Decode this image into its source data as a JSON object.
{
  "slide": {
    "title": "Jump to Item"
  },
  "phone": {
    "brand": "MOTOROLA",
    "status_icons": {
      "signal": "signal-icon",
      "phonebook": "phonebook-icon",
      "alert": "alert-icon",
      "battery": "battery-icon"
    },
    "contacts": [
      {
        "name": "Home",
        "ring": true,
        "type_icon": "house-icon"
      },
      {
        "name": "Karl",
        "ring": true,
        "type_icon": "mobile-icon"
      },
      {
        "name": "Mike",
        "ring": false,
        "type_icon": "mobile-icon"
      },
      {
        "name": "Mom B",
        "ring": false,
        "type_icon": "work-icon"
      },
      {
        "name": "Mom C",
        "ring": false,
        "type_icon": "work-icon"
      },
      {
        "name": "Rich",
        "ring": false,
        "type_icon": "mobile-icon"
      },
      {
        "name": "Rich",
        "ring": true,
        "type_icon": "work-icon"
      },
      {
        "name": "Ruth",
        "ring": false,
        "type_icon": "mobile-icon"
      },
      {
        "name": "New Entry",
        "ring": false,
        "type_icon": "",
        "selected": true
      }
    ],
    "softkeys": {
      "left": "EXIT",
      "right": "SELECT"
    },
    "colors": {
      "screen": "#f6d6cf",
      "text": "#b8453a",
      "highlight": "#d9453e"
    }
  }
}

^^^^

DIRECTIONS: Write out the records above again, keeping each one identical to the original.

CORRECT RESULT:
Decode this image into its source data as a JSON object.
{
  "slide": {
    "title": "Jump to Item"
  },
  "phone": {
    "brand": "MOTOROLA",
    "status_icons": {
      "signal": "signal-icon",
      "phonebook": "phonebook-icon",
      "alert": "alert-icon",
      "battery": "battery-icon"
    },
    "contacts": [
      {
        "name": "Home",
        "ring": true,
        "type_icon": "house-icon"
      },
      {
        "name": "Karl",
        "ring": true,
        "type_icon": "mobile-icon"
      },
      {
        "name": "Mike",
        "ring": false,
        "type_icon": "mobile-icon"
      },
      {
        "name": "Mom B",
        "ring": false,
        "type_icon": "work-icon"
      },
      {
        "name": "Mom C",
        "ring": false,
        "type_icon": "work-icon"
      },
      {
        "name": "Rich",
        "ring": false,
        "type_icon": "mobile-icon"
      },
      {
        "name": "Rich",
        "ring": true,
        "type_icon": "work-icon"
      },
      {
        "name": "Ruth",
        "ring": false,
        "type_icon": "mobile-icon"
      },
      {
        "name": "New Entry",
        "ring": false,
        "type_icon": "",
        "selected": true
      }
    ],
    "softkeys": {
      "left": "EXIT",
      "right": "SELECT"
    },
    "colors": {
      "screen": "#f6d6cf",
      "text": "#b8453a",
      "highlight": "#d9453e"
    }
  }
}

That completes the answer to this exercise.